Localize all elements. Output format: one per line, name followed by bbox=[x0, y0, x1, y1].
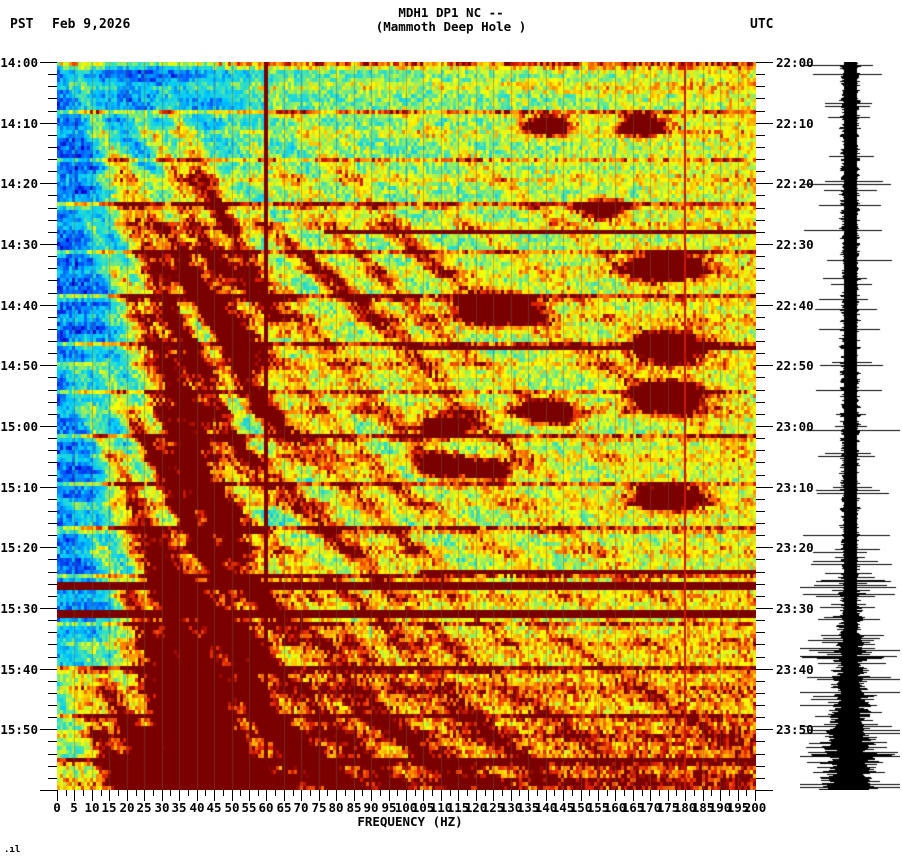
frequency-tick-label: 50 bbox=[224, 800, 240, 815]
frequency-tick-label: 25 bbox=[136, 800, 152, 815]
frequency-tick-label: 200 bbox=[743, 800, 767, 815]
time-label-utc: 22:00 bbox=[776, 55, 814, 70]
frequency-tick-label: 105 bbox=[411, 800, 435, 815]
timezone-left-label: PST bbox=[10, 17, 34, 32]
corner-artifact: .ıl bbox=[4, 845, 21, 855]
time-label-utc: 23:20 bbox=[776, 540, 814, 555]
frequency-tick-label: 40 bbox=[189, 800, 205, 815]
frequency-tick-label: 175 bbox=[656, 800, 680, 815]
frequency-tick-label: 5 bbox=[70, 800, 78, 815]
frequency-tick-label: 15 bbox=[101, 800, 117, 815]
frequency-tick-label: 80 bbox=[328, 800, 344, 815]
frequency-tick-label: 130 bbox=[499, 800, 523, 815]
frequency-tick-label: 150 bbox=[569, 800, 593, 815]
time-label-utc: 23:10 bbox=[776, 480, 814, 495]
time-label-pst: 15:10 bbox=[0, 480, 38, 495]
time-label-pst: 14:00 bbox=[0, 55, 38, 70]
frequency-tick-label: 185 bbox=[691, 800, 715, 815]
time-label-utc: 23:50 bbox=[776, 722, 814, 737]
time-label-utc: 22:40 bbox=[776, 298, 814, 313]
frequency-tick-label: 10 bbox=[84, 800, 100, 815]
time-label-utc: 22:20 bbox=[776, 176, 814, 191]
time-label-utc: 22:10 bbox=[776, 116, 814, 131]
frequency-tick-label: 190 bbox=[708, 800, 732, 815]
time-label-utc: 23:40 bbox=[776, 662, 814, 677]
station-name-title: (Mammoth Deep Hole ) bbox=[375, 19, 527, 34]
frequency-tick-label: 95 bbox=[381, 800, 397, 815]
frequency-tick-label: 160 bbox=[603, 800, 627, 815]
frequency-axis-title: FREQUENCY (HZ) bbox=[357, 814, 463, 829]
helicorder-trace-canvas bbox=[800, 62, 900, 790]
frequency-tick-label: 0 bbox=[53, 800, 61, 815]
frequency-tick-label: 30 bbox=[154, 800, 170, 815]
frequency-tick-label: 35 bbox=[171, 800, 187, 815]
frequency-tick-label: 55 bbox=[241, 800, 257, 815]
frequency-tick-label: 65 bbox=[276, 800, 292, 815]
station-code-title: MDH1 DP1 NC -- bbox=[398, 5, 504, 20]
frequency-tick-label: 90 bbox=[363, 800, 379, 815]
time-label-pst: 14:30 bbox=[0, 237, 38, 252]
frequency-axis bbox=[57, 790, 756, 802]
helicorder-trace-panel bbox=[800, 62, 900, 790]
time-label-pst: 15:00 bbox=[0, 419, 38, 434]
frequency-tick-label: 195 bbox=[726, 800, 750, 815]
time-label-pst: 14:50 bbox=[0, 358, 38, 373]
frequency-tick-label: 45 bbox=[206, 800, 222, 815]
frequency-tick-label: 75 bbox=[311, 800, 327, 815]
frequency-tick-label: 145 bbox=[551, 800, 575, 815]
time-label-pst: 14:40 bbox=[0, 298, 38, 313]
time-label-pst: 14:20 bbox=[0, 176, 38, 191]
time-axis-right-utc bbox=[756, 62, 773, 791]
frequency-tick-label: 125 bbox=[481, 800, 505, 815]
frequency-tick-label: 85 bbox=[346, 800, 362, 815]
frequency-tick-label: 70 bbox=[293, 800, 309, 815]
frequency-tick-label: 110 bbox=[429, 800, 453, 815]
time-axis-left-pst bbox=[40, 62, 57, 791]
frequency-tick-label: 135 bbox=[516, 800, 540, 815]
time-label-pst: 15:30 bbox=[0, 601, 38, 616]
frequency-tick-label: 155 bbox=[586, 800, 610, 815]
frequency-tick-label: 20 bbox=[119, 800, 135, 815]
time-label-utc: 22:50 bbox=[776, 358, 814, 373]
frequency-tick-label: 120 bbox=[464, 800, 488, 815]
spectrogram-plot[interactable] bbox=[57, 62, 756, 790]
time-label-pst: 15:40 bbox=[0, 662, 38, 677]
frequency-tick-label: 180 bbox=[673, 800, 697, 815]
time-label-utc: 22:30 bbox=[776, 237, 814, 252]
time-label-pst: 15:50 bbox=[0, 722, 38, 737]
frequency-tick-label: 170 bbox=[638, 800, 662, 815]
frequency-tick-label: 165 bbox=[621, 800, 645, 815]
frequency-tick-label: 60 bbox=[258, 800, 274, 815]
frequency-tick-label: 100 bbox=[394, 800, 418, 815]
date-label: Feb 9,2026 bbox=[52, 17, 131, 32]
spectrogram-canvas bbox=[57, 62, 756, 790]
time-label-pst: 15:20 bbox=[0, 540, 38, 555]
frequency-tick-label: 115 bbox=[446, 800, 470, 815]
timezone-right-label: UTC bbox=[750, 17, 774, 32]
frequency-tick-label: 140 bbox=[534, 800, 558, 815]
time-label-pst: 14:10 bbox=[0, 116, 38, 131]
time-label-utc: 23:00 bbox=[776, 419, 814, 434]
time-label-utc: 23:30 bbox=[776, 601, 814, 616]
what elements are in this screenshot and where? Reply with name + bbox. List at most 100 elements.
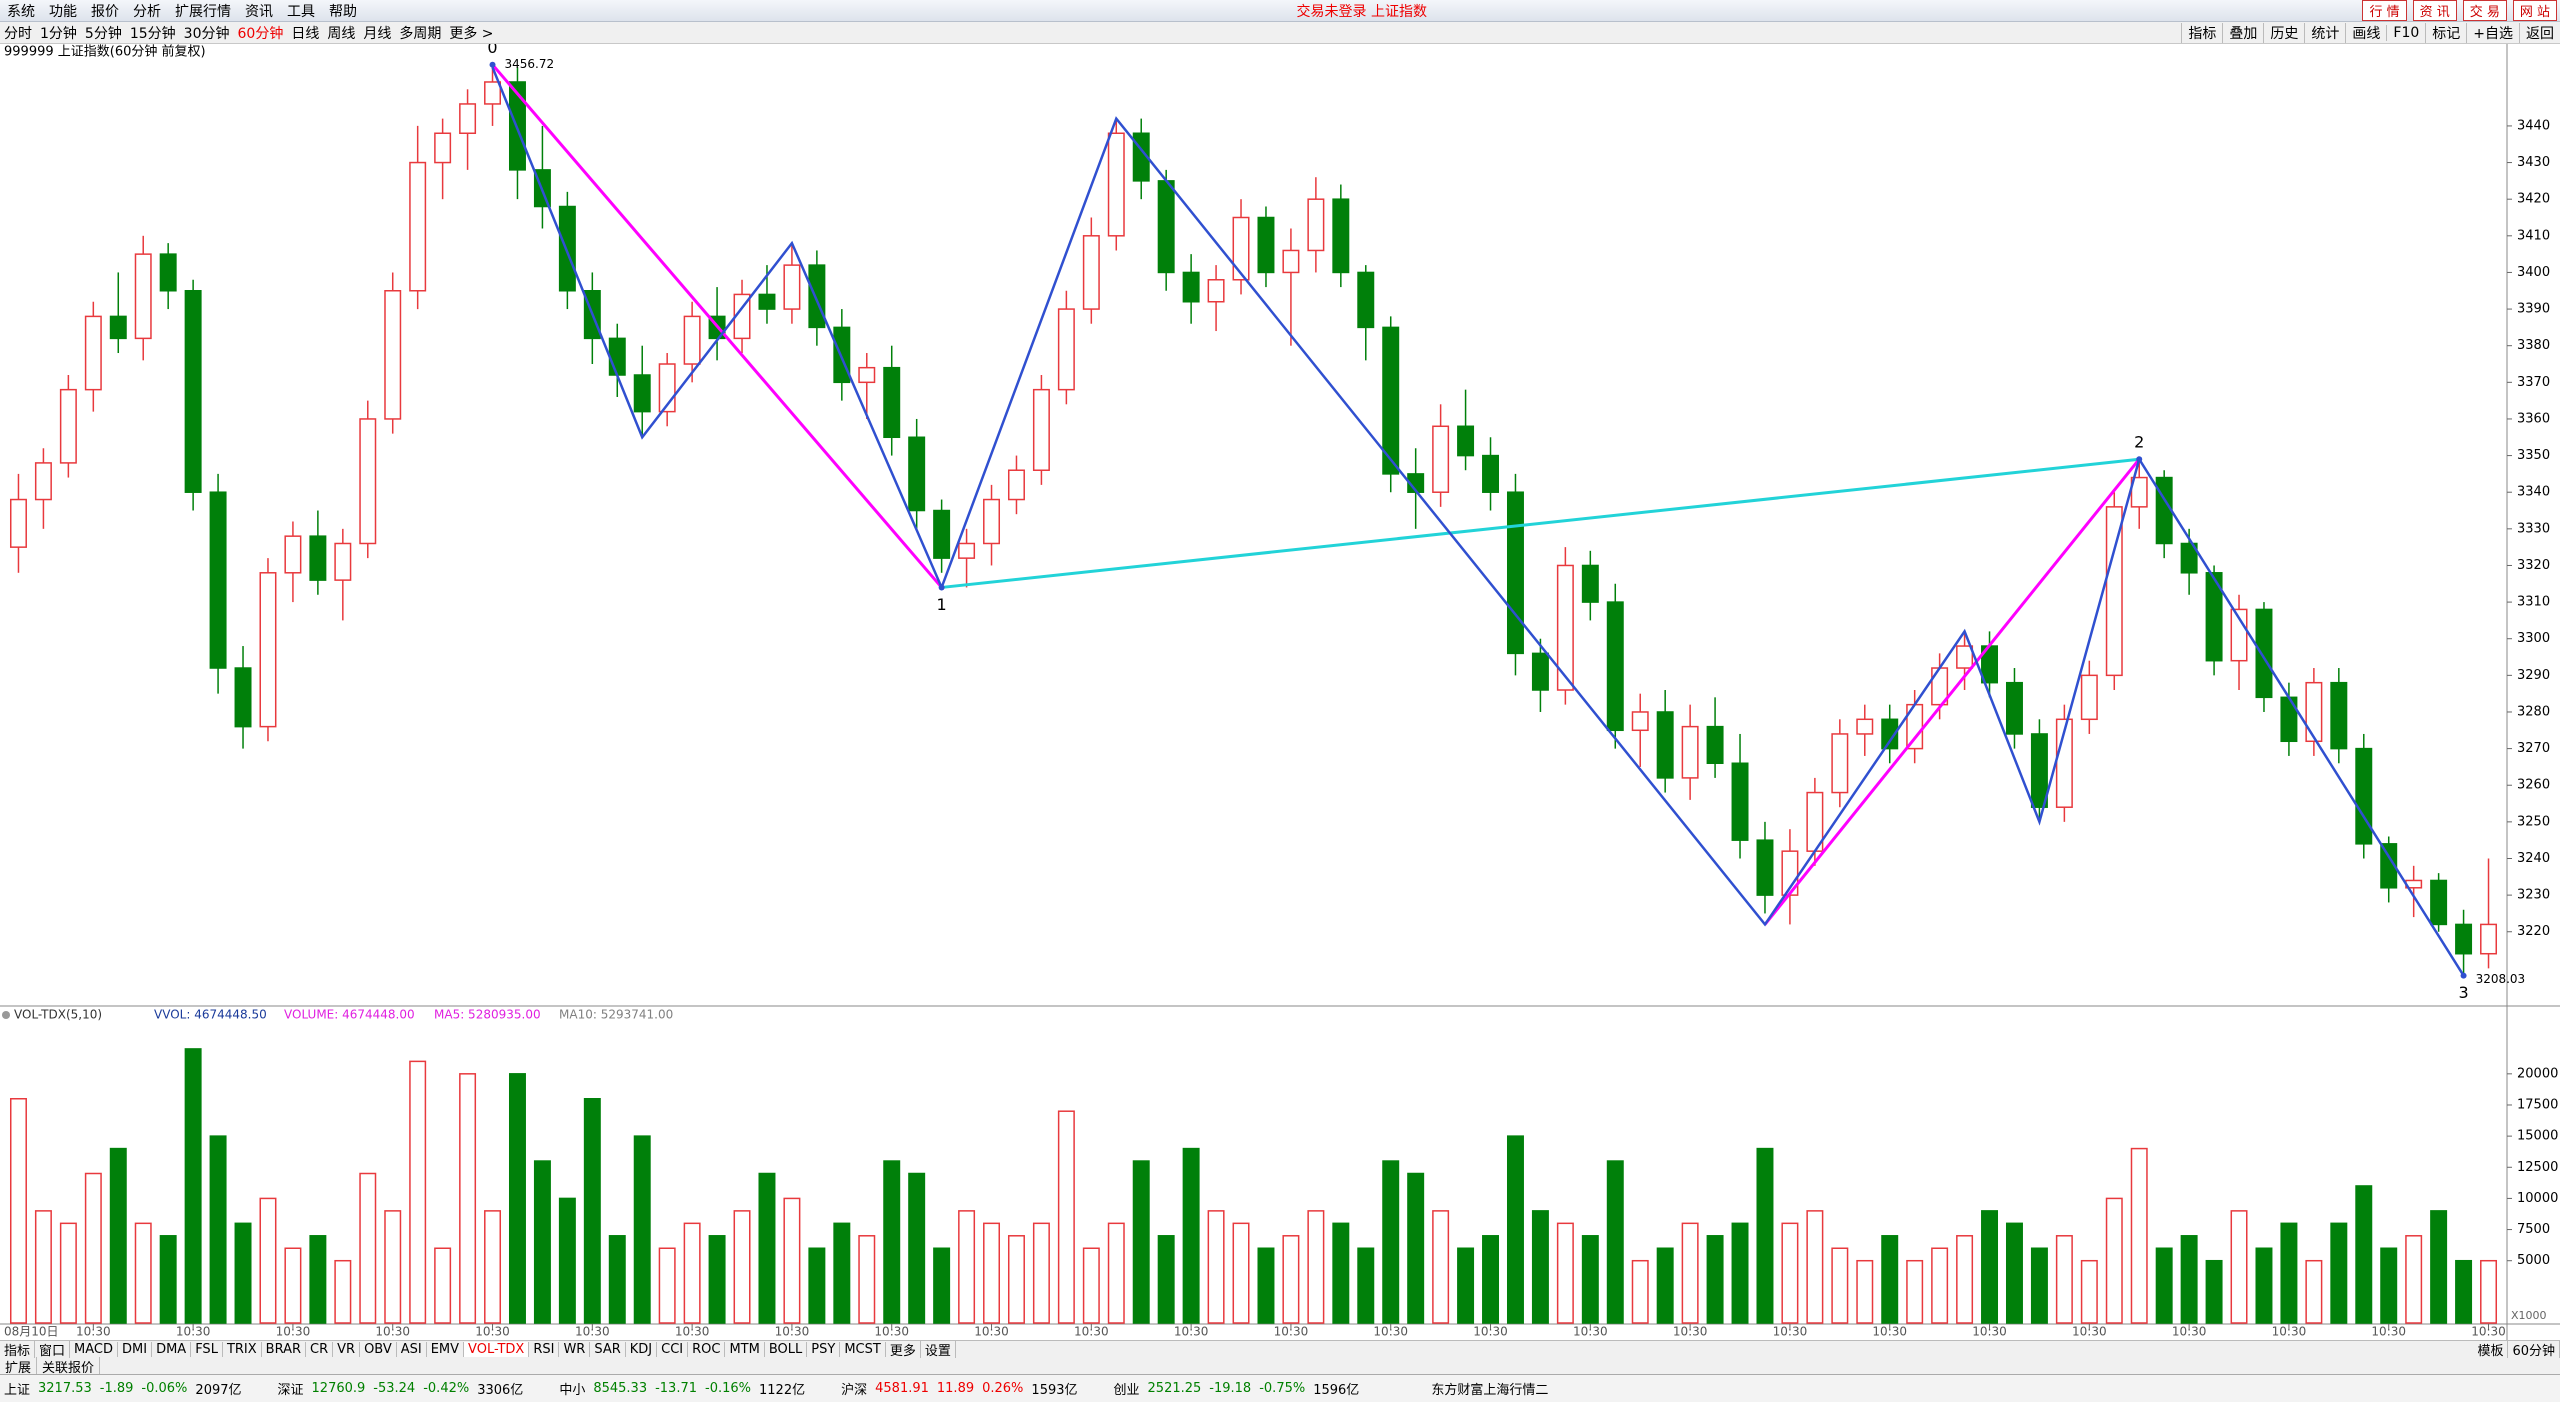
================================
上のすべての項目の各行を、「番号」と「行」の二列からなるMarkdownの表で表してください。空行は除き、画像は表に含めないでください。

◆ 回答 ◆
| 番号 | 行 |
|---|---|
| 1 | Localize all elements. Output format: one per line, name followed by bbox=[x0, y0, x1, y1]. |
| 2 | frequency-tick-label: 50 bbox=[224, 800, 240, 815] |
| 3 | frequency-tick-label: 25 bbox=[136, 800, 152, 815] |
| 4 | frequency-tick-label: 200 bbox=[743, 800, 767, 815] |
| 5 | time-label-utc: 22:00 bbox=[776, 55, 814, 70] |
| 6 | frequency-tick-label: 105 bbox=[411, 800, 435, 815] |
| 7 | timezone-left-label: PST bbox=[10, 17, 34, 32] |
| 8 | corner-artifact: .ıl bbox=[4, 845, 21, 855] |
| 9 | time-label-utc: 23:20 bbox=[776, 540, 814, 555] |
| 10 | frequency-tick-label: 40 bbox=[189, 800, 205, 815] |
| 11 | frequency-tick-label: 175 bbox=[656, 800, 680, 815] |
| 12 | frequency-tick-label: 5 bbox=[70, 800, 78, 815] |
| 13 | frequency-tick-label: 15 bbox=[101, 800, 117, 815] |
| 14 | frequency-tick-label: 80 bbox=[328, 800, 344, 815] |
| 15 | frequency-tick-label: 130 bbox=[499, 800, 523, 815] |
| 16 | frequency-tick-label: 150 bbox=[569, 800, 593, 815] |
| 17 | time-label-utc: 23:10 bbox=[776, 480, 814, 495] |
| 18 | time-label-pst: 15:10 bbox=[0, 480, 38, 495] |
| 19 | time-label-pst: 14:00 bbox=[0, 55, 38, 70] |
| 20 | frequency-tick-label: 185 bbox=[691, 800, 715, 815] |
| 21 | time-label-utc: 23:50 bbox=[776, 722, 814, 737] |
| 22 | time-label-utc: 22:40 bbox=[776, 298, 814, 313] |
| 23 | frequency-tick-label: 10 bbox=[84, 800, 100, 815] |
| 24 | time-label-utc: 22:20 bbox=[776, 176, 814, 191] |
| 25 | time-label-utc: 22:10 bbox=[776, 116, 814, 131] |
| 26 | frequency-tick-label: 190 bbox=[708, 800, 732, 815] |
| 27 | time-label-utc: 23:40 bbox=[776, 662, 814, 677] |
| 28 | station-name-title: (Mammoth Deep Hole ) bbox=[375, 19, 527, 34] |
| 29 | frequency-tick-label: 95 bbox=[381, 800, 397, 815] |
| 30 | frequency-tick-label: 160 bbox=[603, 800, 627, 815] |
| 31 | frequency-axis-title: FREQUENCY (HZ) bbox=[357, 814, 463, 829] |
| 32 | helicorder-trace-canvas bbox=[800, 62, 900, 790] |
| 33 | frequency-tick-label: 0 bbox=[53, 800, 61, 815] |
| 34 | frequency-tick-label: 30 bbox=[154, 800, 170, 815] |
| 35 | frequency-tick-label: 35 bbox=[171, 800, 187, 815] |
| 36 | frequency-tick-label: 55 bbox=[241, 800, 257, 815] |
| 37 | frequency-tick-label: 65 bbox=[276, 800, 292, 815] |
| 38 | station-code-title: MDH1 DP1 NC -- bbox=[398, 5, 504, 20] |
| 39 | frequency-tick-label: 90 bbox=[363, 800, 379, 815] |
| 40 | time-label-pst: 14:30 bbox=[0, 237, 38, 252] |
| 41 | frequency-axis bbox=[57, 790, 756, 802] |
| 42 | helicorder-trace-panel bbox=[800, 62, 900, 790] |
| 43 | time-label-pst: 15:00 bbox=[0, 419, 38, 434] |
| 44 | frequency-tick-label: 195 bbox=[726, 800, 750, 815] |
| 45 | time-label-pst: 14:50 bbox=[0, 358, 38, 373] |
| 46 | frequency-tick-label: 45 bbox=[206, 800, 222, 815] |
| 47 | frequency-tick-label: 75 bbox=[311, 800, 327, 815] |
| 48 | frequency-tick-label: 145 bbox=[551, 800, 575, 815] |
| 49 | time-label-pst: 14:40 bbox=[0, 298, 38, 313] |
| 50 | time-label-pst: 14:20 bbox=[0, 176, 38, 191] |
| 51 | time-axis-right-utc bbox=[756, 62, 773, 791] |
| 52 | frequency-tick-label: 125 bbox=[481, 800, 505, 815] |
| 53 | frequency-tick-label: 85 bbox=[346, 800, 362, 815] |
| 54 | frequency-tick-label: 70 bbox=[293, 800, 309, 815] |
| 55 | frequency-tick-label: 110 bbox=[429, 800, 453, 815] |
| 56 | time-axis-left-pst bbox=[40, 62, 57, 791] |
| 57 | frequency-tick-label: 135 bbox=[516, 800, 540, 815] |
| 58 | time-label-pst: 15:30 bbox=[0, 601, 38, 616] |
| 59 | frequency-tick-label: 155 bbox=[586, 800, 610, 815] |
| 60 | frequency-tick-label: 20 bbox=[119, 800, 135, 815] |
| 61 | time-label-utc: 22:50 bbox=[776, 358, 814, 373] |
| 62 | frequency-tick-label: 120 bbox=[464, 800, 488, 815] |
| 63 | spectrogram-plot[interactable] bbox=[57, 62, 756, 790] |
| 64 | time-label-pst: 15:40 bbox=[0, 662, 38, 677] |
| 65 | frequency-tick-label: 180 bbox=[673, 800, 697, 815] |
| 66 | time-label-utc: 22:30 bbox=[776, 237, 814, 252] |
| 67 | time-label-pst: 15:50 bbox=[0, 722, 38, 737] |
| 68 | frequency-tick-label: 170 bbox=[638, 800, 662, 815] |
| 69 | frequency-tick-label: 165 bbox=[621, 800, 645, 815] |
| 70 | frequency-tick-label: 60 bbox=[258, 800, 274, 815] |
| 71 | frequency-tick-label: 100 bbox=[394, 800, 418, 815] |
| 72 | date-label: Feb 9,2026 bbox=[52, 17, 131, 32] |
| 73 | spectrogram-canvas bbox=[57, 62, 756, 790] |
| 74 | time-label-pst: 15:20 bbox=[0, 540, 38, 555] |
| 75 | frequency-tick-label: 115 bbox=[446, 800, 470, 815] |
| 76 | timezone-right-label: UTC bbox=[750, 17, 774, 32] |
| 77 | frequency-tick-label: 140 bbox=[534, 800, 558, 815] |
| 78 | time-label-pst: 14:10 bbox=[0, 116, 38, 131] |
| 79 | time-label-utc: 23:00 bbox=[776, 419, 814, 434] |
| 80 | time-label-utc: 23:30 bbox=[776, 601, 814, 616] |
| 81 | what elements are in this screenshot and where? Reply with name + bbox. List at most 100 elements. |